Collected data:
○ ○ ○
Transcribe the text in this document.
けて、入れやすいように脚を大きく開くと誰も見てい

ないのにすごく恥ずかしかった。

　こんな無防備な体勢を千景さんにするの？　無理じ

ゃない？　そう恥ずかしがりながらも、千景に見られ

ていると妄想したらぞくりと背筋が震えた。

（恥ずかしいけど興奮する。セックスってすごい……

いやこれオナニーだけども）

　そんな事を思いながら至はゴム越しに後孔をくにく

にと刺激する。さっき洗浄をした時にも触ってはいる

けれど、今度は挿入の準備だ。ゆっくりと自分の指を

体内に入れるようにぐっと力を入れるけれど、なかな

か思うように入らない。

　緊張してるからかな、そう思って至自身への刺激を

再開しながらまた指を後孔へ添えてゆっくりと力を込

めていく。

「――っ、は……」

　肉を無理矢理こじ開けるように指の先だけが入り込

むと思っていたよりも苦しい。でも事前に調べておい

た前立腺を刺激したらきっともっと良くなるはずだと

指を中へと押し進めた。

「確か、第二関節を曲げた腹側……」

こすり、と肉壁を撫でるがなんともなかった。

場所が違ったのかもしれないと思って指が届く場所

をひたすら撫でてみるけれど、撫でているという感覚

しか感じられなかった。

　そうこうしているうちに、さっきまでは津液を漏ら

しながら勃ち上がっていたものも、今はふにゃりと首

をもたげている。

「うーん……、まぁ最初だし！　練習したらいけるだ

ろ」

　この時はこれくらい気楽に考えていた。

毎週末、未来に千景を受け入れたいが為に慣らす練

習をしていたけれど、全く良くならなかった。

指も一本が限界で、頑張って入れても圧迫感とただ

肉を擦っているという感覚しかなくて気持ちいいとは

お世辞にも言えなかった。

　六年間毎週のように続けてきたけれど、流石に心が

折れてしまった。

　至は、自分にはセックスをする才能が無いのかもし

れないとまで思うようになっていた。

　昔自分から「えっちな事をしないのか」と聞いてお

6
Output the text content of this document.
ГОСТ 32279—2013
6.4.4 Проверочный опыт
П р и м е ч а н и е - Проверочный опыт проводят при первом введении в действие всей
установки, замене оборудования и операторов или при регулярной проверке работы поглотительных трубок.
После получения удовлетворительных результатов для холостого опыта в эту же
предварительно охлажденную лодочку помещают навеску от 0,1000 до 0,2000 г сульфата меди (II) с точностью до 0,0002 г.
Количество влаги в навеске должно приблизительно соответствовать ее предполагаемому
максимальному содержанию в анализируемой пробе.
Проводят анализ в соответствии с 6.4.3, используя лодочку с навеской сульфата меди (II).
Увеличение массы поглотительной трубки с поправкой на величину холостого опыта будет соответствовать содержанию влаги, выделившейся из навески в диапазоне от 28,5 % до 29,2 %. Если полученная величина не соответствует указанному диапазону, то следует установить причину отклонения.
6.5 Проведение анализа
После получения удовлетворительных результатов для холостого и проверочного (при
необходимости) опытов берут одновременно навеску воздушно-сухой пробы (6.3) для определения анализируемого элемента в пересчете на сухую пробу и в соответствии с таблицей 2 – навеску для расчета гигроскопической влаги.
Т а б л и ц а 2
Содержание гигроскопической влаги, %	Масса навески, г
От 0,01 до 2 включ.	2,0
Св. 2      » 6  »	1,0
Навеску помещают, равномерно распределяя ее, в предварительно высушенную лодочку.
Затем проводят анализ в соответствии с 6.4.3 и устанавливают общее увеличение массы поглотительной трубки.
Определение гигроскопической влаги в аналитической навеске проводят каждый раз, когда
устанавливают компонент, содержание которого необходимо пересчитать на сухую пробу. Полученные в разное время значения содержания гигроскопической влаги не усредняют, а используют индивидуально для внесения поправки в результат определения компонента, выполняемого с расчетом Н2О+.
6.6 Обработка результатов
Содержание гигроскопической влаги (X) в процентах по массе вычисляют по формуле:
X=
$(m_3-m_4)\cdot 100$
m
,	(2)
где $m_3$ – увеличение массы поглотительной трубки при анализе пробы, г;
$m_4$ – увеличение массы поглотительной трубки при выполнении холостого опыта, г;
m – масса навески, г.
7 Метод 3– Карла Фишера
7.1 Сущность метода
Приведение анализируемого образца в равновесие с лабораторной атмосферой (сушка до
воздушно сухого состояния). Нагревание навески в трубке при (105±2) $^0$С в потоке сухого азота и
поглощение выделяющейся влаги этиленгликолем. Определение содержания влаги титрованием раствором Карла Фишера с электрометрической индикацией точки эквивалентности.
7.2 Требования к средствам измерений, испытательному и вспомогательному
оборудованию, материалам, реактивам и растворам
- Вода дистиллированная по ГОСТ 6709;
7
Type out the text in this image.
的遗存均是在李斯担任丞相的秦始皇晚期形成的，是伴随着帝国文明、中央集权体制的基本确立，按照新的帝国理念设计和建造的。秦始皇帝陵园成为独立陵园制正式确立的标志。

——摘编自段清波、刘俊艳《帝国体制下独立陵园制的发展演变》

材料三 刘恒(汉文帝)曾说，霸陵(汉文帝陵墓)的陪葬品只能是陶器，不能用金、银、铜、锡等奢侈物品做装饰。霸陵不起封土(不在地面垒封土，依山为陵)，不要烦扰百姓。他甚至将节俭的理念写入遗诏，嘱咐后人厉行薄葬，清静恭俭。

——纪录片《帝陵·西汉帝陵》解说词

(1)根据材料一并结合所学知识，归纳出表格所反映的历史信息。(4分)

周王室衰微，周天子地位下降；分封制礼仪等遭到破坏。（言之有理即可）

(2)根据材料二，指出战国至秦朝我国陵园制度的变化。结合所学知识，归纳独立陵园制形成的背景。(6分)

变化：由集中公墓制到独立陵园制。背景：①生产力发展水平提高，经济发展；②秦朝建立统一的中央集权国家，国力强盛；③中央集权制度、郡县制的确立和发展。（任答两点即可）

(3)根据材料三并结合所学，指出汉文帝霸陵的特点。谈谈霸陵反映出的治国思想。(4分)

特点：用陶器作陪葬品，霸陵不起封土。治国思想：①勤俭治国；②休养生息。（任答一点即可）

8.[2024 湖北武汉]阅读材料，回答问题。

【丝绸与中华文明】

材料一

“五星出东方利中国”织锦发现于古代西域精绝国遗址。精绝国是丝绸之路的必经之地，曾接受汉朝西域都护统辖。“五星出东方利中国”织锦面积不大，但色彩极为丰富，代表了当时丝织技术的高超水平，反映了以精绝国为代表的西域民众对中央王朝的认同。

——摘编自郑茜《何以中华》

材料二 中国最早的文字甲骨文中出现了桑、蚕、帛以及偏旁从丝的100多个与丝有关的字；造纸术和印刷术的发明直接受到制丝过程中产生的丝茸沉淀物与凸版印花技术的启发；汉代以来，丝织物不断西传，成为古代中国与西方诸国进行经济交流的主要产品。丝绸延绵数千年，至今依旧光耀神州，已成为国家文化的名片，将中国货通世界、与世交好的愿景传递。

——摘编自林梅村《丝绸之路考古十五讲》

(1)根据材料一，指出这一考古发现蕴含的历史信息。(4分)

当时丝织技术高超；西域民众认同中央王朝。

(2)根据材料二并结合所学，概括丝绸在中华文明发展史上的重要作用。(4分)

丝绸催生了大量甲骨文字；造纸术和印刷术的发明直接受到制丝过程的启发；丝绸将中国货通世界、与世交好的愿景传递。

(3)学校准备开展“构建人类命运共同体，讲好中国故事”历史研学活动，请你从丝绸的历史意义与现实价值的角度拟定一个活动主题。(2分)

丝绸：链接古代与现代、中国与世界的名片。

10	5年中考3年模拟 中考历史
○ ○ ○
Problem statement: Write out all the lines again, exactly as they are.

Output of the task:
Transcribe the text in this document.
けて、入れやすいように脚を大きく開くと誰も見てい

ないのにすごく恥ずかしかった。

　こんな無防備な体勢を千景さんにするの？　無理じ

ゃない？　そう恥ずかしがりながらも、千景に見られ

ていると妄想したらぞくりと背筋が震えた。

（恥ずかしいけど興奮する。セックスってすごい……

いやこれオナニーだけども）

　そんな事を思いながら至はゴム越しに後孔をくにく

にと刺激する。さっき洗浄をした時にも触ってはいる

けれど、今度は挿入の準備だ。ゆっくりと自分の指を

体内に入れるようにぐっと力を入れるけれど、なかな

か思うように入らない。

　緊張してるからかな、そう思って至自身への刺激を

再開しながらまた指を後孔へ添えてゆっくりと力を込

めていく。

「――っ、は……」

　肉を無理矢理こじ開けるように指の先だけが入り込

むと思っていたよりも苦しい。でも事前に調べておい

た前立腺を刺激したらきっともっと良くなるはずだと

指を中へと押し進めた。

「確か、第二関節を曲げた腹側……」

こすり、と肉壁を撫でるがなんともなかった。

場所が違ったのかもしれないと思って指が届く場所

をひたすら撫でてみるけれど、撫でているという感覚

しか感じられなかった。

　そうこうしているうちに、さっきまでは津液を漏ら

しながら勃ち上がっていたものも、今はふにゃりと首

をもたげている。

「うーん……、まぁ最初だし！　練習したらいけるだ

ろ」

　この時はこれくらい気楽に考えていた。

毎週末、未来に千景を受け入れたいが為に慣らす練

習をしていたけれど、全く良くならなかった。

指も一本が限界で、頑張って入れても圧迫感とただ

肉を擦っているという感覚しかなくて気持ちいいとは

お世辞にも言えなかった。

　六年間毎週のように続けてきたけれど、流石に心が

折れてしまった。

　至は、自分にはセックスをする才能が無いのかもし

れないとまで思うようになっていた。

　昔自分から「えっちな事をしないのか」と聞いてお

6
Output the text content of this document.
ГОСТ 32279—2013
6.4.4 Проверочный опыт
П р и м е ч а н и е - Проверочный опыт проводят при первом введении в действие всей
установки, замене оборудования и операторов или при регулярной проверке работы поглотительных трубок.
После получения удовлетворительных результатов для холостого опыта в эту же
предварительно охлажденную лодочку помещают навеску от 0,1000 до 0,2000 г сульфата меди (II) с точностью до 0,0002 г.
Количество влаги в навеске должно приблизительно соответствовать ее предполагаемому
максимальному содержанию в анализируемой пробе.
Проводят анализ в соответствии с 6.4.3, используя лодочку с навеской сульфата меди (II).
Увеличение массы поглотительной трубки с поправкой на величину холостого опыта будет соответствовать содержанию влаги, выделившейся из навески в диапазоне от 28,5 % до 29,2 %. Если полученная величина не соответствует указанному диапазону, то следует установить причину отклонения.
6.5 Проведение анализа
После получения удовлетворительных результатов для холостого и проверочного (при
необходимости) опытов берут одновременно навеску воздушно-сухой пробы (6.3) для определения анализируемого элемента в пересчете на сухую пробу и в соответствии с таблицей 2 – навеску для расчета гигроскопической влаги.
Т а б л и ц а 2
Содержание гигроскопической влаги, %	Масса навески, г
От 0,01 до 2 включ.	2,0
Св. 2      » 6  »	1,0
Навеску помещают, равномерно распределяя ее, в предварительно высушенную лодочку.
Затем проводят анализ в соответствии с 6.4.3 и устанавливают общее увеличение массы поглотительной трубки.
Определение гигроскопической влаги в аналитической навеске проводят каждый раз, когда
устанавливают компонент, содержание которого необходимо пересчитать на сухую пробу. Полученные в разное время значения содержания гигроскопической влаги не усредняют, а используют индивидуально для внесения поправки в результат определения компонента, выполняемого с расчетом Н2О+.
6.6 Обработка результатов
Содержание гигроскопической влаги (X) в процентах по массе вычисляют по формуле:
X=
$(m_3-m_4)\cdot 100$
m
,	(2)
где $m_3$ – увеличение массы поглотительной трубки при анализе пробы, г;
$m_4$ – увеличение массы поглотительной трубки при выполнении холостого опыта, г;
m – масса навески, г.
7 Метод 3– Карла Фишера
7.1 Сущность метода
Приведение анализируемого образца в равновесие с лабораторной атмосферой (сушка до
воздушно сухого состояния). Нагревание навески в трубке при (105±2) $^0$С в потоке сухого азота и
поглощение выделяющейся влаги этиленгликолем. Определение содержания влаги титрованием раствором Карла Фишера с электрометрической индикацией точки эквивалентности.
7.2 Требования к средствам измерений, испытательному и вспомогательному
оборудованию, материалам, реактивам и растворам
- Вода дистиллированная по ГОСТ 6709;
7
Type out the text in this image.
的遗存均是在李斯担任丞相的秦始皇晚期形成的，是伴随着帝国文明、中央集权体制的基本确立，按照新的帝国理念设计和建造的。秦始皇帝陵园成为独立陵园制正式确立的标志。

——摘编自段清波、刘俊艳《帝国体制下独立陵园制的发展演变》

材料三 刘恒(汉文帝)曾说，霸陵(汉文帝陵墓)的陪葬品只能是陶器，不能用金、银、铜、锡等奢侈物品做装饰。霸陵不起封土(不在地面垒封土，依山为陵)，不要烦扰百姓。他甚至将节俭的理念写入遗诏，嘱咐后人厉行薄葬，清静恭俭。

——纪录片《帝陵·西汉帝陵》解说词

(1)根据材料一并结合所学知识，归纳出表格所反映的历史信息。(4分)

周王室衰微，周天子地位下降；分封制礼仪等遭到破坏。（言之有理即可）

(2)根据材料二，指出战国至秦朝我国陵园制度的变化。结合所学知识，归纳独立陵园制形成的背景。(6分)

变化：由集中公墓制到独立陵园制。背景：①生产力发展水平提高，经济发展；②秦朝建立统一的中央集权国家，国力强盛；③中央集权制度、郡县制的确立和发展。（任答两点即可）

(3)根据材料三并结合所学，指出汉文帝霸陵的特点。谈谈霸陵反映出的治国思想。(4分)

特点：用陶器作陪葬品，霸陵不起封土。治国思想：①勤俭治国；②休养生息。（任答一点即可）

8.[2024 湖北武汉]阅读材料，回答问题。

【丝绸与中华文明】

材料一

“五星出东方利中国”织锦发现于古代西域精绝国遗址。精绝国是丝绸之路的必经之地，曾接受汉朝西域都护统辖。“五星出东方利中国”织锦面积不大，但色彩极为丰富，代表了当时丝织技术的高超水平，反映了以精绝国为代表的西域民众对中央王朝的认同。

——摘编自郑茜《何以中华》

材料二 中国最早的文字甲骨文中出现了桑、蚕、帛以及偏旁从丝的100多个与丝有关的字；造纸术和印刷术的发明直接受到制丝过程中产生的丝茸沉淀物与凸版印花技术的启发；汉代以来，丝织物不断西传，成为古代中国与西方诸国进行经济交流的主要产品。丝绸延绵数千年，至今依旧光耀神州，已成为国家文化的名片，将中国货通世界、与世交好的愿景传递。

——摘编自林梅村《丝绸之路考古十五讲》

(1)根据材料一，指出这一考古发现蕴含的历史信息。(4分)

当时丝织技术高超；西域民众认同中央王朝。

(2)根据材料二并结合所学，概括丝绸在中华文明发展史上的重要作用。(4分)

丝绸催生了大量甲骨文字；造纸术和印刷术的发明直接受到制丝过程的启发；丝绸将中国货通世界、与世交好的愿景传递。

(3)学校准备开展“构建人类命运共同体，讲好中国故事”历史研学活动，请你从丝绸的历史意义与现实价值的角度拟定一个活动主题。(2分)

丝绸：链接古代与现代、中国与世界的名片。

10	5年中考3年模拟 中考历史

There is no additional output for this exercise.